Texto extraído ▸
------------------------------------------------
Dicen
que el canto de las cigarras es premonitorio de un aumento del calor. Yo las
oigo desde la habitación donde intento escribir algo. Su sonido es muy intenso
y se mezcla con la música de Cortázar con la que amenizo hoy la escritura.
Ambos, Cortázar y cigarras, me distraen. Me relajan tanto que soy incapaz de
obtener un pensamiento ajeno, una escena, una imagen…
Hace
muchos meses que no escribo. Sufro lo que algunos llaman «fatiga pandémica». El
monitor guarda silencio, el nuevo cuaderno de notas permanece intacto, con sus
hojas recicladas a la espera de que deslice por ellas la pluma. Todos los días
lo acaricio y pienso en las manos que me lo regalaron, quizá con la esperanza
de que volviera a mis versos. Ahora también lo estoy mirando: su tapa dura y artesanal,
los elementos marinos que me hacen recordar mis orígenes.
Sí… mi
piel porteña se estimula cuando visualizo desde la distancia las calles de mi
infancia, la orilla de mi playa, las gentes del mercado y, sobre todo, cuando
recuerdo su aroma de antaño, esa mezcla de baladres y salitre. Es un olor que
impregna el recuerdo y que me aporta mucha paz.
Las
cigarras enmudecen y solo el piano de Cortázar se escucha en la estancia. La
luz del móvil me avisa de que tengo un mensaje nuevo. El ayuntamiento del
municipio que acoge mis días y mis impuestos me avisa de que el autobús de
Bankia ha llegado al parquin de la entrada del pueblo. Hace mucho tiempo que no
tenemos oficina. Tampoco servicio de transporte público, ni pediatra en el
consultorio médico…
Es
como si la vida, poco a poco, se fuera desactivando y yo no hallara acomodo en
esta etapa de aislamiento.
------------------------------------------------
Listado de datos ▸
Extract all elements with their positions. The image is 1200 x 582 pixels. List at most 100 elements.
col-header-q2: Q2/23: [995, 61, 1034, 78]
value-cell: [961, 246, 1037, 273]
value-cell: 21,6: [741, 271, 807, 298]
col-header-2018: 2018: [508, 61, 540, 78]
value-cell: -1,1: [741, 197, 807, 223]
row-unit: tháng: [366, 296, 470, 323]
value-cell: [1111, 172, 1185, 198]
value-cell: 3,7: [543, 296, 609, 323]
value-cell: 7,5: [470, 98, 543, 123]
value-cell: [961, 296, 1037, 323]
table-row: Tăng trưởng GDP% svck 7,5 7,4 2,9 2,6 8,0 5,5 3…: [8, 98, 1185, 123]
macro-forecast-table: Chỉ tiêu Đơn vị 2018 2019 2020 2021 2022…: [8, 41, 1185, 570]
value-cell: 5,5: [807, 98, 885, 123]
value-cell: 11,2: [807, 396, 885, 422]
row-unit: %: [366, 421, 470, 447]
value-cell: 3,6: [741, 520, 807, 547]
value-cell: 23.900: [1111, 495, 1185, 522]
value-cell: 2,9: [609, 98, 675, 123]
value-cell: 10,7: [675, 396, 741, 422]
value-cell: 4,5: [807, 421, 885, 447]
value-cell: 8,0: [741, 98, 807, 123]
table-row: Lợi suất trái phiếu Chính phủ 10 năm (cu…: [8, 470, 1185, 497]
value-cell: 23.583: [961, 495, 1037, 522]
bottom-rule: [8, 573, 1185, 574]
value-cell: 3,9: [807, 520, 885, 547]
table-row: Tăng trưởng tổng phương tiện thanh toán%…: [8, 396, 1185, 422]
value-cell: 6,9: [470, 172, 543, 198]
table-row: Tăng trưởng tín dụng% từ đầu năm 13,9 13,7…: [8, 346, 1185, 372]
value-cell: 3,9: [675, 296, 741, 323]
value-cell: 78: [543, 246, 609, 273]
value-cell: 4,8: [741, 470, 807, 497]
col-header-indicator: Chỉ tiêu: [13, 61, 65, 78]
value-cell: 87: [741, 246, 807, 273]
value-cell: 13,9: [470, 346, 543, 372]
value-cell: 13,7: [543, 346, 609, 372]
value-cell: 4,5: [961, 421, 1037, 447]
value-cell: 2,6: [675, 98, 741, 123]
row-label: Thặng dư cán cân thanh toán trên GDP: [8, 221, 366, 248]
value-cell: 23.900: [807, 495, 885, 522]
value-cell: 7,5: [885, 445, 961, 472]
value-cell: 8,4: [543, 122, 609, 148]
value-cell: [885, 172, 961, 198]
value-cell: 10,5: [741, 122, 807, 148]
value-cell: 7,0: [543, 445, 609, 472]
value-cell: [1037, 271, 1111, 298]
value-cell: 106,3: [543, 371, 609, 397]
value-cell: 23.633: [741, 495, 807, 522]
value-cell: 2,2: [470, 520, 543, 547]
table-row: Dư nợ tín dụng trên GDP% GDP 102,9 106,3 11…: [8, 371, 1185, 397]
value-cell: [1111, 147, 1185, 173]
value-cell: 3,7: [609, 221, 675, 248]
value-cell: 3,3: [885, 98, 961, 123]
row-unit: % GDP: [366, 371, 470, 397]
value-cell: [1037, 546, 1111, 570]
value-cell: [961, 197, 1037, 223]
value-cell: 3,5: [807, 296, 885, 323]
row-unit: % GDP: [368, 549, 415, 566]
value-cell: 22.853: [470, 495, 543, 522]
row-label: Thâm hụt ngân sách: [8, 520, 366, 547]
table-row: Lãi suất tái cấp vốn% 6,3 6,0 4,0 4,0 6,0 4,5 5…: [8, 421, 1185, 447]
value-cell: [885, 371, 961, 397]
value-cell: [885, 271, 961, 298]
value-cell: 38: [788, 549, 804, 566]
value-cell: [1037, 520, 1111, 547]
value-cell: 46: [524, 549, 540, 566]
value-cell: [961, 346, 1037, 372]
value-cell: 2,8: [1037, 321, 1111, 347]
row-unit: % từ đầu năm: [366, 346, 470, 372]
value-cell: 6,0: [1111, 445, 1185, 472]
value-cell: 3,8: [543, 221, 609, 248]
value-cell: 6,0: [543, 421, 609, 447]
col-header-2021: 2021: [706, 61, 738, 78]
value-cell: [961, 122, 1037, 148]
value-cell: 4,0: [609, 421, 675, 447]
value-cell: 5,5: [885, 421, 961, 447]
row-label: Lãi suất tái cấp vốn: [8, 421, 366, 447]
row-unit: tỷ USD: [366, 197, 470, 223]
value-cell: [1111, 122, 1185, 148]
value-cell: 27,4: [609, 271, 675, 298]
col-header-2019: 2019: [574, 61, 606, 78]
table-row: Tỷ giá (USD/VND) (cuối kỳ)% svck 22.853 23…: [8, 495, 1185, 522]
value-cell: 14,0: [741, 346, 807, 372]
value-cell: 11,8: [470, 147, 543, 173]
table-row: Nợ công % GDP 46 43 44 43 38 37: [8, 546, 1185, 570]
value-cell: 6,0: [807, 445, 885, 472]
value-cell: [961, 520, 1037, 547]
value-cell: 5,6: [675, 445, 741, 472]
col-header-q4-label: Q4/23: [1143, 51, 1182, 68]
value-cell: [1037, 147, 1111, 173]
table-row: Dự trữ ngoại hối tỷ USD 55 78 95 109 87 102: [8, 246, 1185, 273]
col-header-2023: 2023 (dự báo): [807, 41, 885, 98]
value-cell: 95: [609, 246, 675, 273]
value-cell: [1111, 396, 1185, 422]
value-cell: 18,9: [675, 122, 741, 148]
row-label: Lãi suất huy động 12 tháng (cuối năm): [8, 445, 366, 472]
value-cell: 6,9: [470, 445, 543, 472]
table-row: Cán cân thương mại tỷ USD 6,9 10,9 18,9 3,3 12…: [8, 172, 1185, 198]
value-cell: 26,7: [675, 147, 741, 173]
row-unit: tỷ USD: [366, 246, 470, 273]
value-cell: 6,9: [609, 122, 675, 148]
------------------------------------------------
Según el texto sobre las cigarras, ¿de qué es mezcla el aroma de antaño que recuerda quien escribe?

De baladres y salitre.